### What to produce
Rewrite every line of the records below as a numbered list, leaving out any blank lines.

○ ○ ○ ○ ○ ○ ○

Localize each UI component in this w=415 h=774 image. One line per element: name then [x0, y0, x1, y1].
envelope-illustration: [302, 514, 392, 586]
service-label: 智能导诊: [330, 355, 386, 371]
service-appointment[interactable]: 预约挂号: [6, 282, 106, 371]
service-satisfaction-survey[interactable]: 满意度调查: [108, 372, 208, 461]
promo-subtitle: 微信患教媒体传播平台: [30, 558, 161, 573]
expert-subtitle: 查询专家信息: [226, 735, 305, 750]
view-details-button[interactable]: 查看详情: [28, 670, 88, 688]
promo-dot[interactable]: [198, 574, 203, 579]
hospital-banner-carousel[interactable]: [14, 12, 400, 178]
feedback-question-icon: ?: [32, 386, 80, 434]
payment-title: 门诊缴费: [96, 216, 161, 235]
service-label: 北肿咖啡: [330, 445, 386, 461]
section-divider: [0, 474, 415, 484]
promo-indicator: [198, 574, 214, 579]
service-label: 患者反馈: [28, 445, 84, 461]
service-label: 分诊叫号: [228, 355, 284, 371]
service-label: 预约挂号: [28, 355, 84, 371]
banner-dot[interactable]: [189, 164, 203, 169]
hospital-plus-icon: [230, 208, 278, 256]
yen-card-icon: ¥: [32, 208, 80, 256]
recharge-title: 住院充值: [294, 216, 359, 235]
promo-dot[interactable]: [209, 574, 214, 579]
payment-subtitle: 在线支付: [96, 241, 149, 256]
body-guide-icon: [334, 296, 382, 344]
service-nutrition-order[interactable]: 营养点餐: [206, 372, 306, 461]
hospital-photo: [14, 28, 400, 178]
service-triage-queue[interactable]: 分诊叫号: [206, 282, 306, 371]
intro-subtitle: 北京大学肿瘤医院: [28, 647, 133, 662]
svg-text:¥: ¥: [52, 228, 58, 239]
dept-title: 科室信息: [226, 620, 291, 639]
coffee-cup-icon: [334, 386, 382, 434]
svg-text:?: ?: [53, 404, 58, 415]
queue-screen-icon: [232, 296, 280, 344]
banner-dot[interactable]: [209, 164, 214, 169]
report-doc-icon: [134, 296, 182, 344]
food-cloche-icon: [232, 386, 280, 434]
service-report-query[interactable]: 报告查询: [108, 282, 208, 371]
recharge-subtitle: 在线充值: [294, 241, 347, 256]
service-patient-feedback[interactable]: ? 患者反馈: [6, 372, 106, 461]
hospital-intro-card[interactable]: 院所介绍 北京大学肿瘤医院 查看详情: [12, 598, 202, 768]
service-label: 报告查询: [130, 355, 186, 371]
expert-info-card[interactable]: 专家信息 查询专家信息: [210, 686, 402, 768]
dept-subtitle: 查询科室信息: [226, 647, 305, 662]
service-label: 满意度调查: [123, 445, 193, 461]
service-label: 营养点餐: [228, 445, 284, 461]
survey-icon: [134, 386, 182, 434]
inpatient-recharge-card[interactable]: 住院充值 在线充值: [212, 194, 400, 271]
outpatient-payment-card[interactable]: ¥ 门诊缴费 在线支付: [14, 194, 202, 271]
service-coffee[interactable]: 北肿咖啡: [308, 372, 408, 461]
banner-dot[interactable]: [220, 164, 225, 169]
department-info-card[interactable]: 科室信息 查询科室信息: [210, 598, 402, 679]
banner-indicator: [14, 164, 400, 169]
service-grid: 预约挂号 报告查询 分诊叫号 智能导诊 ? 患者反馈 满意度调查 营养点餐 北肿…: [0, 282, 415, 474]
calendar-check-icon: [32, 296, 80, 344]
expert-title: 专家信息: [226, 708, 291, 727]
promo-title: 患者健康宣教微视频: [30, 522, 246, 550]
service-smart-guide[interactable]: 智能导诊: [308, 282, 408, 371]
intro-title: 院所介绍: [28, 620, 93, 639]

○ ○ ○ ○ ○ ○ ○

### Answer in full
1. Localize each UI component in this w=415 h=774 image. One line per element: name then [x0, y0, x1, y1].
2. envelope-illustration: [302, 514, 392, 586]
3. service-label: 智能导诊: [330, 355, 386, 371]
4. service-appointment[interactable]: 预约挂号: [6, 282, 106, 371]
5. service-satisfaction-survey[interactable]: 满意度调查: [108, 372, 208, 461]
6. promo-subtitle: 微信患教媒体传播平台: [30, 558, 161, 573]
7. expert-subtitle: 查询专家信息: [226, 735, 305, 750]
8. view-details-button[interactable]: 查看详情: [28, 670, 88, 688]
9. promo-dot[interactable]: [198, 574, 203, 579]
10. hospital-banner-carousel[interactable]: [14, 12, 400, 178]
11. feedback-question-icon: ?: [32, 386, 80, 434]
12. payment-title: 门诊缴费: [96, 216, 161, 235]
13. service-label: 北肿咖啡: [330, 445, 386, 461]
14. section-divider: [0, 474, 415, 484]
15. promo-indicator: [198, 574, 214, 579]
16. service-label: 患者反馈: [28, 445, 84, 461]
17. service-label: 分诊叫号: [228, 355, 284, 371]
18. service-label: 预约挂号: [28, 355, 84, 371]
19. banner-dot[interactable]: [189, 164, 203, 169]
20. hospital-plus-icon: [230, 208, 278, 256]
21. yen-card-icon: ¥: [32, 208, 80, 256]
22. recharge-title: 住院充值: [294, 216, 359, 235]
23. promo-dot[interactable]: [209, 574, 214, 579]
24. payment-subtitle: 在线支付: [96, 241, 149, 256]
25. body-guide-icon: [334, 296, 382, 344]
26. service-nutrition-order[interactable]: 营养点餐: [206, 372, 306, 461]
27. hospital-photo: [14, 28, 400, 178]
28. service-triage-queue[interactable]: 分诊叫号: [206, 282, 306, 371]
29. intro-subtitle: 北京大学肿瘤医院: [28, 647, 133, 662]
30. svg-text:¥: ¥: [52, 228, 58, 239]
31. dept-title: 科室信息: [226, 620, 291, 639]
32. coffee-cup-icon: [334, 386, 382, 434]
33. svg-text:?: ?: [53, 404, 58, 415]
34. queue-screen-icon: [232, 296, 280, 344]
35. banner-dot[interactable]: [209, 164, 214, 169]
36. report-doc-icon: [134, 296, 182, 344]
37. food-cloche-icon: [232, 386, 280, 434]
38. service-report-query[interactable]: 报告查询: [108, 282, 208, 371]
39. recharge-subtitle: 在线充值: [294, 241, 347, 256]
40. service-patient-feedback[interactable]: ? 患者反馈: [6, 372, 106, 461]
41. hospital-intro-card[interactable]: 院所介绍 北京大学肿瘤医院 查看详情: [12, 598, 202, 768]
42. service-label: 报告查询: [130, 355, 186, 371]
43. expert-info-card[interactable]: 专家信息 查询专家信息: [210, 686, 402, 768]
44. dept-subtitle: 查询科室信息: [226, 647, 305, 662]
45. service-label: 满意度调查: [123, 445, 193, 461]
46. service-label: 营养点餐: [228, 445, 284, 461]
47. survey-icon: [134, 386, 182, 434]
48. inpatient-recharge-card[interactable]: 住院充值 在线充值: [212, 194, 400, 271]
49. outpatient-payment-card[interactable]: ¥ 门诊缴费 在线支付: [14, 194, 202, 271]
50. service-coffee[interactable]: 北肿咖啡: [308, 372, 408, 461]
51. banner-dot[interactable]: [220, 164, 225, 169]
52. department-info-card[interactable]: 科室信息 查询科室信息: [210, 598, 402, 679]
53. banner-indicator: [14, 164, 400, 169]
54. service-grid: 预约挂号 报告查询 分诊叫号 智能导诊 ? 患者反馈 满意度调查 营养点餐 北肿…: [0, 282, 415, 474]
55. calendar-check-icon: [32, 296, 80, 344]
56. expert-title: 专家信息: [226, 708, 291, 727]
57. promo-title: 患者健康宣教微视频: [30, 522, 246, 550]
58. service-smart-guide[interactable]: 智能导诊: [308, 282, 408, 371]
59. intro-title: 院所介绍: [28, 620, 93, 639]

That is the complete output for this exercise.